_Recorded data_.
START

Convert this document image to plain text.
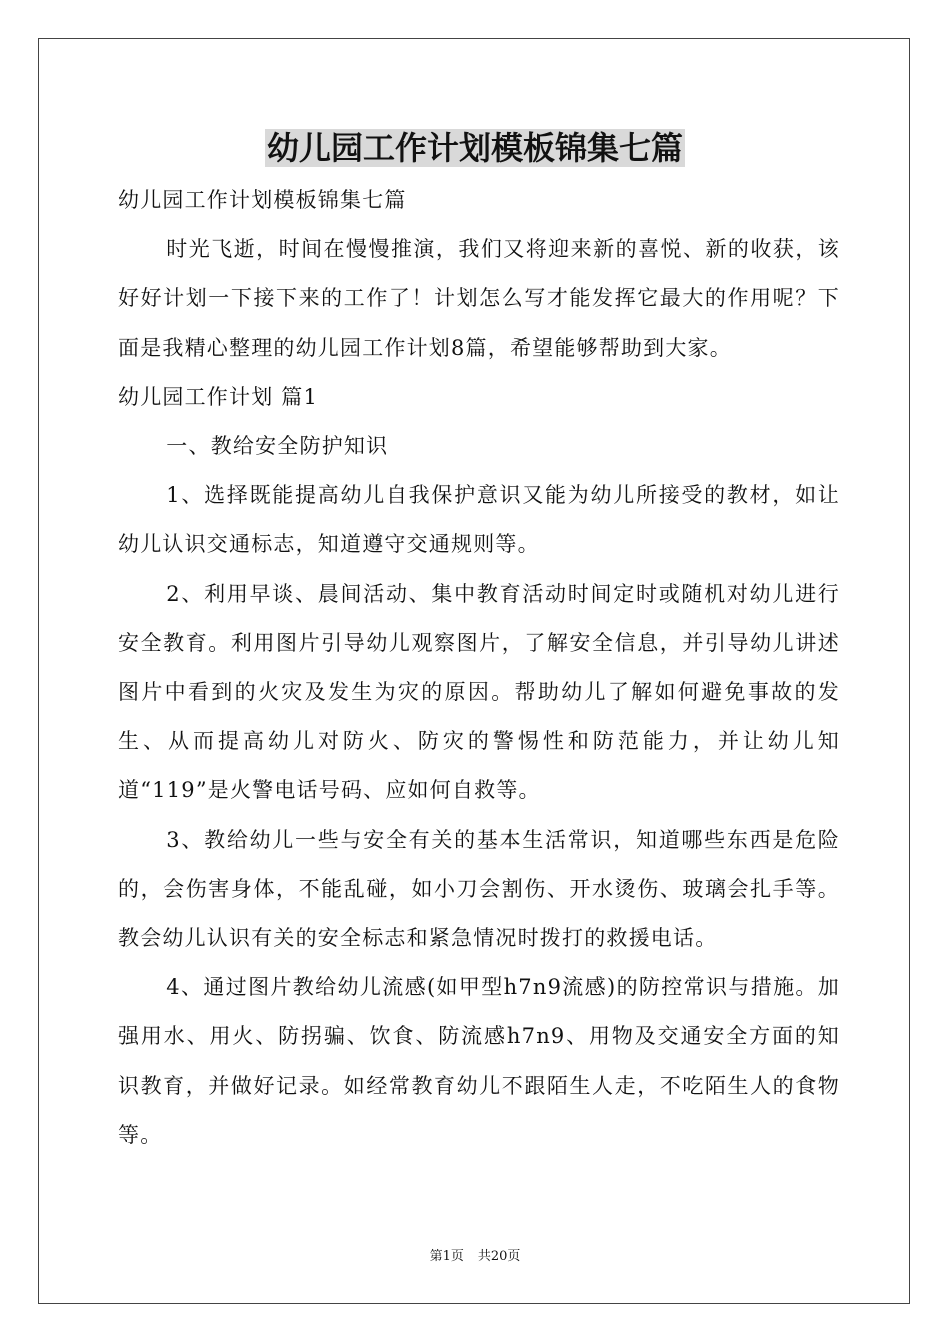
幼儿园工作计划模板锦集七篇

幼儿园工作计划模板锦集七篇

时光飞逝，时间在慢慢推演，我们又将迎来新的喜悦、新的收获，该好好计划一下接下来的工作了！计划怎么写才能发挥它最大的作用呢？下面是我精心整理的幼儿园工作计划8篇，希望能够帮助到大家。

幼儿园工作计划 篇1

一、教给安全防护知识

1、选择既能提高幼儿自我保护意识又能为幼儿所接受的教材，如让幼儿认识交通标志，知道遵守交通规则等。

2、利用早谈、晨间活动、集中教育活动时间定时或随机对幼儿进行安全教育。利用图片引导幼儿观察图片，了解安全信息，并引导幼儿讲述图片中看到的火灾及发生为灾的原因。帮助幼儿了解如何避免事故的发生、从而提高幼儿对防火、防灾的警惕性和防范能力，并让幼儿知道“119”是火警电话号码、应如何自救等。

3、教给幼儿一些与安全有关的基本生活常识，知道哪些东西是危险的，会伤害身体，不能乱碰，如小刀会割伤、开水烫伤、玻璃会扎手等。教会幼儿认识有关的安全标志和紧急情况时拨打的救援电话。

4、通过图片教给幼儿流感(如甲型h7n9流感)的防控常识与措施。加强用水、用火、防拐骗、饮食、防流感h7n9、用物及交通安全方面的知识教育，并做好记录。如经常教育幼儿不跟陌生人走，不吃陌生人的食物等。

第1页 共20页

END

_GIVEN INSTRUCTION_. Quote the entries in full. Any image among them is to be omitted from the copy.

_FINISHED ANSWER_.
Convert this document image to plain text.
幼儿园工作计划模板锦集七篇

幼儿园工作计划模板锦集七篇

时光飞逝，时间在慢慢推演，我们又将迎来新的喜悦、新的收获，该好好计划一下接下来的工作了！计划怎么写才能发挥它最大的作用呢？下面是我精心整理的幼儿园工作计划8篇，希望能够帮助到大家。

幼儿园工作计划 篇1

一、教给安全防护知识

1、选择既能提高幼儿自我保护意识又能为幼儿所接受的教材，如让幼儿认识交通标志，知道遵守交通规则等。

2、利用早谈、晨间活动、集中教育活动时间定时或随机对幼儿进行安全教育。利用图片引导幼儿观察图片，了解安全信息，并引导幼儿讲述图片中看到的火灾及发生为灾的原因。帮助幼儿了解如何避免事故的发生、从而提高幼儿对防火、防灾的警惕性和防范能力，并让幼儿知道“119”是火警电话号码、应如何自救等。

3、教给幼儿一些与安全有关的基本生活常识，知道哪些东西是危险的，会伤害身体，不能乱碰，如小刀会割伤、开水烫伤、玻璃会扎手等。教会幼儿认识有关的安全标志和紧急情况时拨打的救援电话。

4、通过图片教给幼儿流感(如甲型h7n9流感)的防控常识与措施。加强用水、用火、防拐骗、饮食、防流感h7n9、用物及交通安全方面的知识教育，并做好记录。如经常教育幼儿不跟陌生人走，不吃陌生人的食物等。

第1页 共20页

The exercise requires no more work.